### [Supplied material]

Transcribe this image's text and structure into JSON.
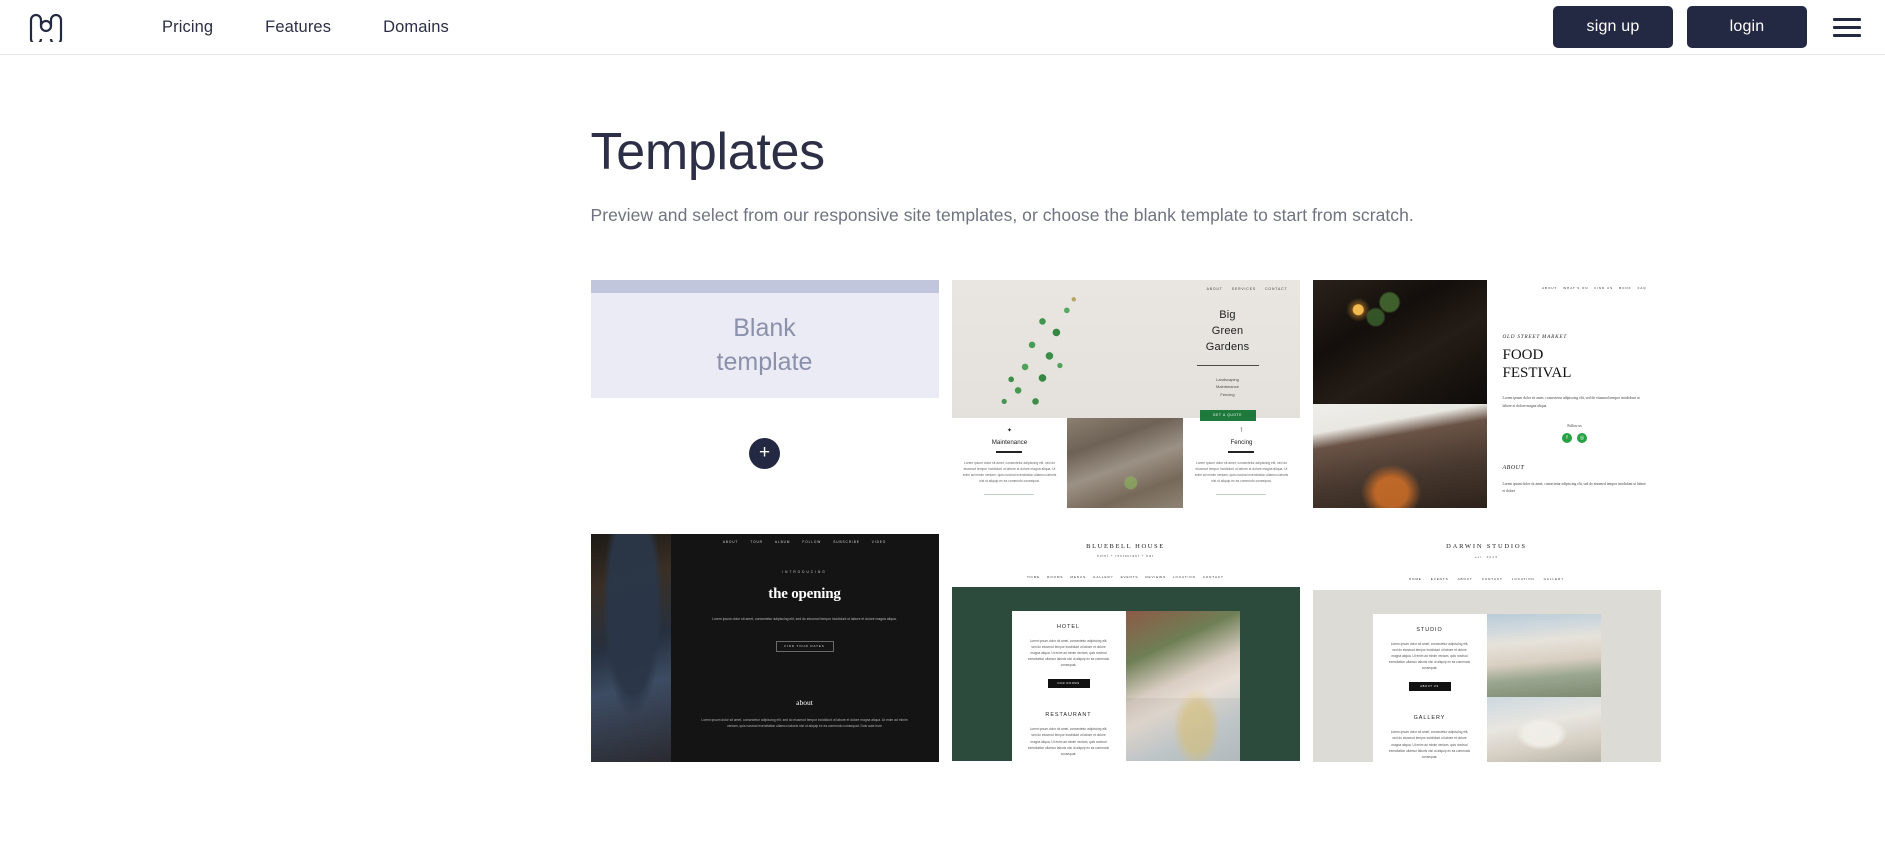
{
  "header": {
    "logo_name": "moonfruit-m-logo",
    "nav": [
      {
        "label": "Pricing"
      },
      {
        "label": "Features"
      },
      {
        "label": "Domains"
      }
    ],
    "signup_label": "sign up",
    "login_label": "login",
    "menu_icon": "hamburger-menu-icon",
    "colors": {
      "button_bg": "#232942",
      "button_text": "#ffffff",
      "text": "#2c2f45"
    }
  },
  "main": {
    "title": "Templates",
    "subtitle": "Preview and select from our responsive site templates, or choose the blank template to start from scratch."
  },
  "templates": {
    "blank": {
      "line1": "Blank",
      "line2": "template",
      "add_label": "+",
      "colors": {
        "bar": "#c2c6dd",
        "body": "#eaebf5",
        "text": "#8b90ab",
        "add_bg": "#232942"
      }
    },
    "gardens": {
      "nav": [
        "ABOUT",
        "SERVICES",
        "CONTACT"
      ],
      "title_lines": [
        "Big",
        "Green",
        "Gardens"
      ],
      "services": [
        "Landscaping",
        "Maintenance",
        "Fencing"
      ],
      "cta": "GET A QUOTE",
      "cta_color": "#1e7a3c",
      "col_left": {
        "icon": "✦",
        "heading": "Maintenance",
        "text": "Lorem ipsum dolor sit amet, consectetur adipiscing elit, sed do eiusmod tempor incididunt ut labore et dolore magna aliqua. Ut enim ad minim veniam, quis nostrud exercitation ullamco laboris nisi ut aliquip ex ea commodo consequat."
      },
      "col_right": {
        "icon": "⊺",
        "heading": "Fencing",
        "text": "Lorem ipsum dolor sit amet, consectetur adipiscing elit, sed do eiusmod tempor incididunt ut labore et dolore magna aliqua. Ut enim ad minim veniam, quis nostrud exercitation ullamco laboris nisi ut aliquip ex ea commodo consequat."
      }
    },
    "food": {
      "nav": [
        "ABOUT",
        "WHAT'S ON",
        "FIND US",
        "BOOK",
        "FAQ"
      ],
      "kicker": "OLD STREET MARKET",
      "title_lines": [
        "FOOD",
        "FESTIVAL"
      ],
      "lorem": "Lorem ipsum dolor sit amet, consectetur adipiscing elit, sed do eiusmod tempor incididunt ut labore et dolore magna aliqua.",
      "follow_label": "Follow us",
      "socials": [
        "f",
        "◎"
      ],
      "about_heading": "ABOUT",
      "about_text": "Lorem ipsum dolor sit amet, consectetur adipiscing elit, sed do eiusmod tempor incididunt ut labore et dolore",
      "social_color": "#25a244"
    },
    "opening": {
      "nav": [
        "ABOUT",
        "TOUR",
        "ALBUM",
        "FOLLOW",
        "SUBSCRIBE",
        "VIDEO"
      ],
      "kicker": "INTRODUCING",
      "title": "the opening",
      "lorem": "Lorem ipsum dolor sit amet, consectetur adipiscing elit, sed do eiusmod tempor incididunt ut labore et dolore magna aliqua.",
      "cta": "FIND TOUR DATES",
      "about_heading": "about",
      "about_text": "Lorem ipsum dolor sit amet, consectetur adipiscing elit, sed do eiusmod tempor incididunt ut labore et dolore magna aliqua. Ut enim ad minim veniam, quis nostrud exercitation ullamco laboris nisi ut aliquip ex ea commodo consequat. Duis aute irure"
    },
    "bluebell": {
      "logo": "BLUEBELL HOUSE",
      "tagline": "hotel + restaurant + bar",
      "nav": [
        "HOME",
        "ROOMS",
        "MENUS",
        "GALLERY",
        "EVENTS",
        "REVIEWS",
        "LOCATION",
        "CONTACT"
      ],
      "section1": {
        "heading": "HOTEL",
        "text": "Lorem ipsum dolor sit amet, consectetur adipiscing elit, sed do eiusmod tempor incididunt ut labore et dolore magna aliqua. Ut enim ad minim veniam, quis nostrud exercitation ullamco laboris nisi ut aliquip ex ea commodo consequat.",
        "button": "OUR ROOMS"
      },
      "section2": {
        "heading": "RESTAURANT",
        "text": "Lorem ipsum dolor sit amet, consectetur adipiscing elit, sed do eiusmod tempor incididunt ut labore et dolore magna aliqua. Ut enim ad minim veniam, quis nostrud exercitation ullamco laboris nisi ut aliquip ex ea commodo consequat."
      },
      "bg_color": "#2c4b3d"
    },
    "darwin": {
      "logo": "DARWIN STUDIOS",
      "est": "est. 2015",
      "nav": [
        "HOME",
        "EVENTS",
        "ABOUT",
        "CONTACT",
        "LOCATION",
        "GALLERY"
      ],
      "section1": {
        "heading": "STUDIO",
        "text": "Lorem ipsum dolor sit amet, consectetur adipiscing elit, sed do eiusmod tempor incididunt ut labore et dolore magna aliqua. Ut enim ad minim veniam, quis nostrud exercitation ullamco laboris nisi ut aliquip ex ea commodo consequat.",
        "button": "ABOUT US"
      },
      "section2": {
        "heading": "GALLERY",
        "text": "Lorem ipsum dolor sit amet, consectetur adipiscing elit, sed do eiusmod tempor incididunt ut labore et dolore magna aliqua. Ut enim ad minim veniam, quis nostrud exercitation ullamco laboris nisi ut aliquip ex ea commodo consequat."
      },
      "bg_color": "#dcdbd6"
    }
  }
}
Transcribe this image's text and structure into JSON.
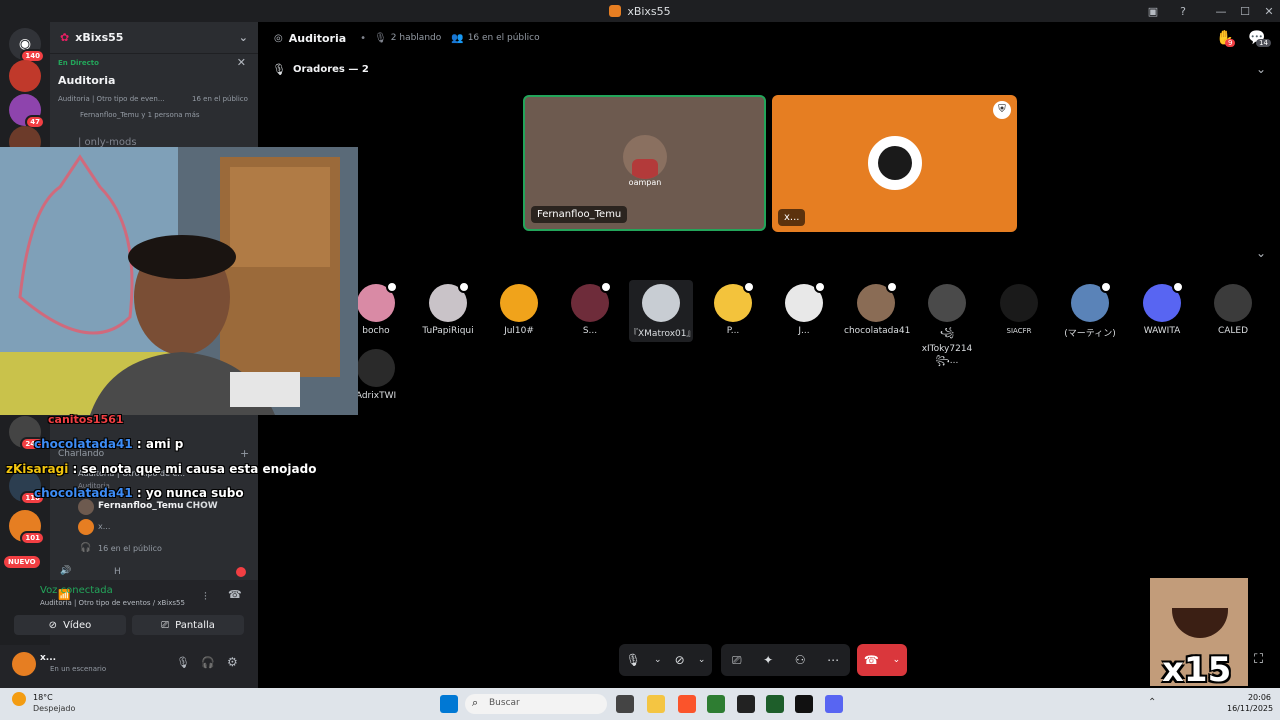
{
  "window": {
    "title": "xBixs55"
  },
  "server": {
    "name": "xBixs55"
  },
  "event": {
    "live_label": "En Directo",
    "title": "Auditoria",
    "meta": "Auditoria | Otro tipo de even...",
    "listeners": "16 en el público",
    "people": "Fernanfloo_Temu y 1 persona más"
  },
  "channels": {
    "only_mods": "| only-mods",
    "charlando": "Charlando",
    "auditoria_row": "Auditoria | Otro tipo de e...",
    "auditoria_sub": "Auditoria",
    "speaker_name": "Fernanfloo_Temu",
    "speaker_tag": "CHOW",
    "speaker2": "x...",
    "public": "16 en el público",
    "last_row": "H"
  },
  "rail_badges": [
    "140",
    "47",
    "247",
    "110",
    "101"
  ],
  "rail_new": "NUEVO",
  "voice": {
    "status": "Voz conectada",
    "detail": "Auditoria | Otro tipo de eventos / xBixs55",
    "video_label": "Vídeo",
    "screen_label": "Pantalla",
    "user_name": "x...",
    "user_status": "En un escenario"
  },
  "stage": {
    "channel": "Auditoria",
    "speaking": "2 hablando",
    "public": "16 en el público",
    "speakers_header": "Oradores — 2",
    "notif_count_1": "9",
    "notif_count_2": "14"
  },
  "speakers": [
    {
      "name": "Fernanfloo_Temu",
      "avatar_text": "oampan",
      "color": "#6d5a4f"
    },
    {
      "name": "x...",
      "color": "#e67e22"
    }
  ],
  "audience_row1": [
    {
      "name": "bocho",
      "color": "#d98aa5"
    },
    {
      "name": "TuPapiRiqui",
      "color": "#c9c3c8"
    },
    {
      "name": "Jul10#",
      "color": "#f0a31b"
    },
    {
      "name": "S...",
      "color": "#6e2c3a"
    },
    {
      "name": "『XMatrox01』",
      "color": "#c8cdd3"
    },
    {
      "name": "P...",
      "color": "#f3c33c"
    },
    {
      "name": "J...",
      "color": "#e8e8e8"
    },
    {
      "name": "chocolatada41",
      "color": "#8a6c55"
    },
    {
      "name": "꧁xIToky7214꧂...",
      "color": "#4a4a4a"
    },
    {
      "name": "SIACFR",
      "color": "#1a1a1a"
    },
    {
      "name": "(マーティン)",
      "color": "#5a83b8"
    },
    {
      "name": "WAWITA",
      "color": "#5865f2"
    },
    {
      "name": "CALED",
      "color": "#3b3b3b"
    }
  ],
  "audience_row2": [
    {
      "name": "AdrixTWI",
      "color": "#2a2a2a"
    }
  ],
  "chat": [
    {
      "user": "canitos1561",
      "text": "",
      "color": "#f23f43"
    },
    {
      "user": "chocolatada41",
      "text": " : ami p",
      "color": "#3d8cf5"
    },
    {
      "user": "zKisaragi",
      "text": " : se nota que mi causa esta enojado",
      "color": "#f1c40f"
    },
    {
      "user": "chocolatada41",
      "text": " : yo nunca subo",
      "color": "#3d8cf5"
    }
  ],
  "reaction": {
    "label": "x15"
  },
  "taskbar": {
    "weather_temp": "18°C",
    "weather_desc": "Despejado",
    "search_placeholder": "Buscar",
    "time": "20:06",
    "date": "16/11/2025"
  }
}
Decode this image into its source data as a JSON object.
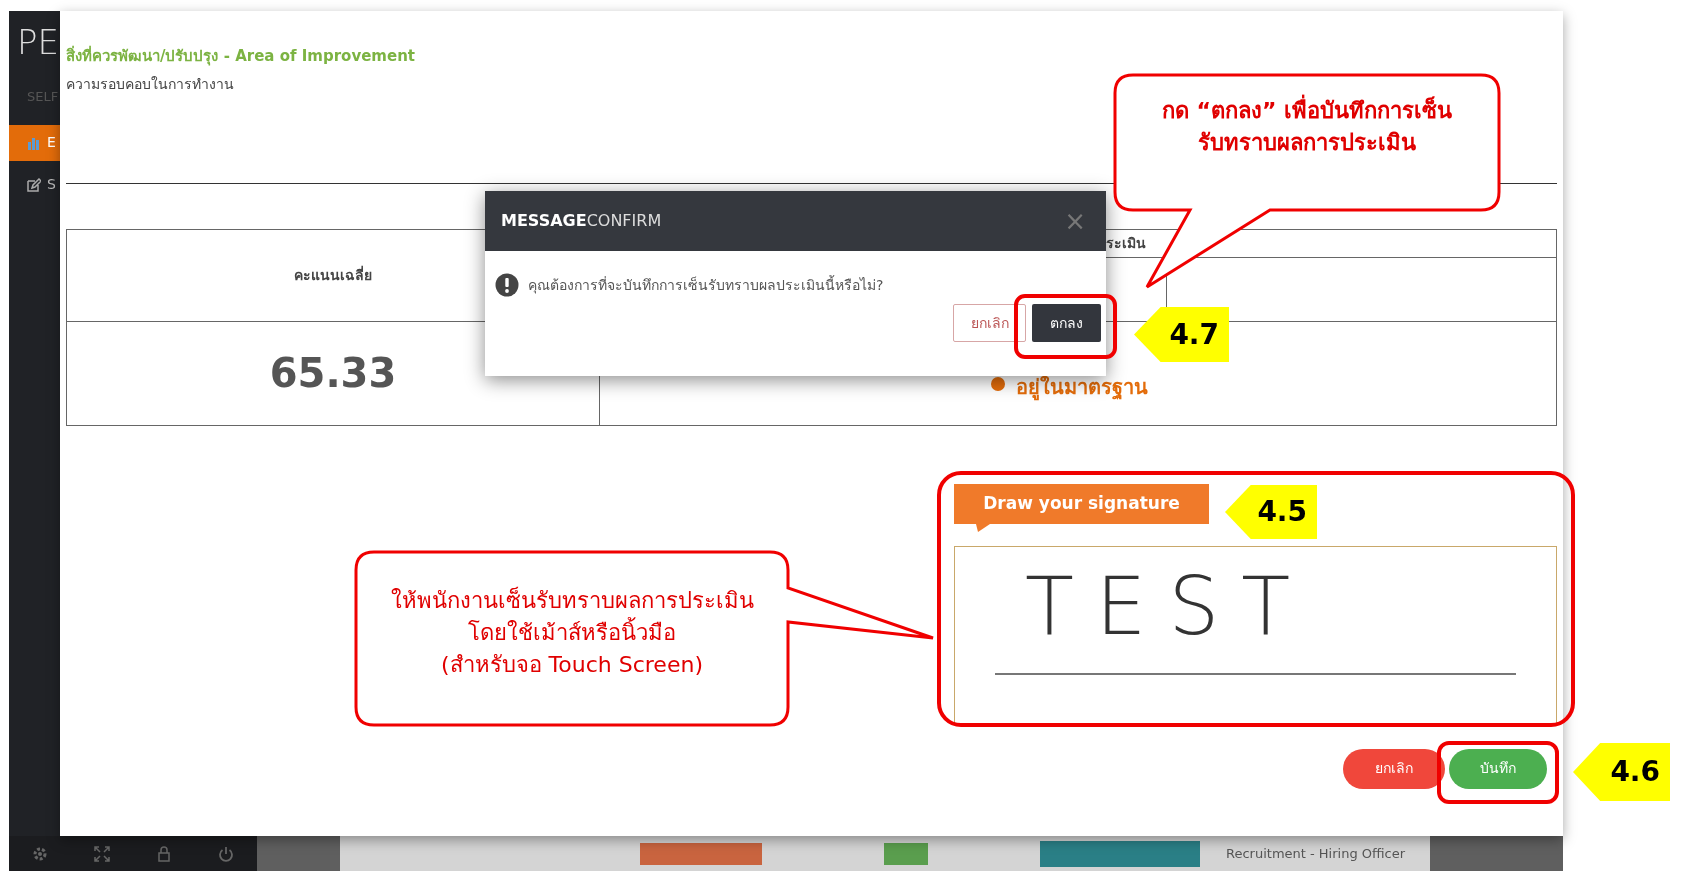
{
  "sidebar": {
    "logo": "PE",
    "section": "SELF",
    "items": [
      {
        "label": "E",
        "selected": true
      },
      {
        "label": "S",
        "selected": false
      }
    ]
  },
  "section": {
    "title": "สิ่งที่ควรพัฒนา/ปรับปรุง - Area of Improvement",
    "text": "ความรอบคอบในการทำงาน"
  },
  "score_table": {
    "columns": [
      "คะแนนเฉลี่ย",
      "ระเมิน"
    ],
    "score": "65.33",
    "result": "อยู่ในมาตรฐาน"
  },
  "signature": {
    "tab": "Draw your signature",
    "drawing": "TEST"
  },
  "buttons": [
    {
      "label": "ยกเลิก",
      "kind": "cancel"
    },
    {
      "label": "บันทึก",
      "kind": "save"
    }
  ],
  "dialog": {
    "title": "**MESSAGE**CONFIRM",
    "close": "×",
    "message": "คุณต้องการที่จะบันทึกการเซ็นรับทราบผลประเมินนี้หรือไม่?",
    "buttons": [
      {
        "label": "ยกเลิก",
        "kind": "cancel"
      },
      {
        "label": "ตกลง",
        "kind": "ok"
      }
    ]
  },
  "background_row": {
    "text": "Recruitment - Hiring Officer"
  },
  "annotations": {
    "callouts": [
      {
        "lines": [
          "กด “ตกลง” เพื่อบันทึกการเซ็น",
          "รับทราบผลการประเมิน"
        ]
      },
      {
        "lines": [
          "ให้พนักงานเซ็นรับทราบผลการประเมิน",
          "โดยใช้เม้าส์หรือนิ้วมือ",
          "(สำหรับจอ Touch Screen)"
        ]
      }
    ],
    "steps": [
      "4.7",
      "4.5",
      "4.6"
    ]
  }
}
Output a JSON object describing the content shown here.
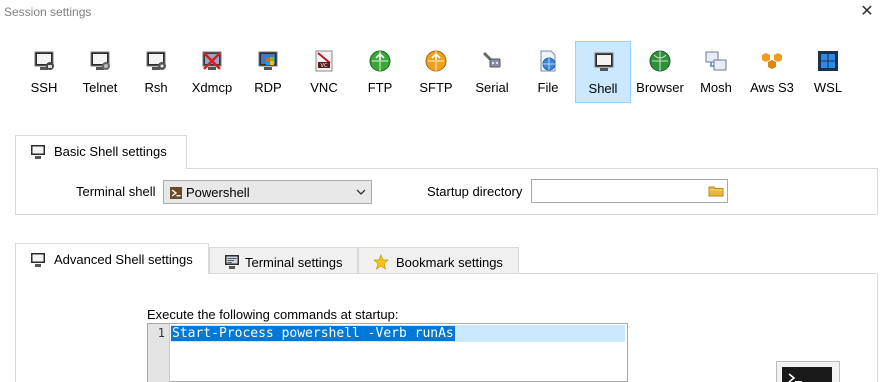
{
  "window": {
    "title": "Session settings",
    "close_symbol": "✕"
  },
  "session_types": [
    {
      "label": "SSH",
      "icon": "ssh-icon"
    },
    {
      "label": "Telnet",
      "icon": "telnet-icon"
    },
    {
      "label": "Rsh",
      "icon": "rsh-icon"
    },
    {
      "label": "Xdmcp",
      "icon": "xdmcp-icon"
    },
    {
      "label": "RDP",
      "icon": "rdp-icon"
    },
    {
      "label": "VNC",
      "icon": "vnc-icon"
    },
    {
      "label": "FTP",
      "icon": "ftp-icon"
    },
    {
      "label": "SFTP",
      "icon": "sftp-icon"
    },
    {
      "label": "Serial",
      "icon": "serial-icon"
    },
    {
      "label": "File",
      "icon": "file-icon"
    },
    {
      "label": "Shell",
      "icon": "shell-icon",
      "selected": true
    },
    {
      "label": "Browser",
      "icon": "browser-icon"
    },
    {
      "label": "Mosh",
      "icon": "mosh-icon"
    },
    {
      "label": "Aws S3",
      "icon": "aws-s3-icon"
    },
    {
      "label": "WSL",
      "icon": "wsl-icon"
    }
  ],
  "basic": {
    "tab_label": "Basic Shell settings",
    "terminal_shell_label": "Terminal shell",
    "terminal_shell_value": "Powershell",
    "startup_directory_label": "Startup directory",
    "startup_directory_value": ""
  },
  "advanced": {
    "tabs": [
      {
        "label": "Advanced Shell settings",
        "active": true,
        "icon": "terminal-icon"
      },
      {
        "label": "Terminal settings",
        "active": false,
        "icon": "terminal-settings-icon"
      },
      {
        "label": "Bookmark settings",
        "active": false,
        "icon": "star-icon"
      }
    ],
    "commands_label": "Execute the following commands at startup:",
    "lines": [
      {
        "number": "1",
        "text": "Start-Process powershell -Verb runAs"
      }
    ]
  },
  "colors": {
    "selection_bg": "#0078d7",
    "selected_tool_bg": "#cce8ff",
    "current_line_bg": "#cce8ff"
  }
}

### [Your goal]
Determine the count of lines in the data above with the string "tipo" in them, and give that count alone.

### [Output below]
3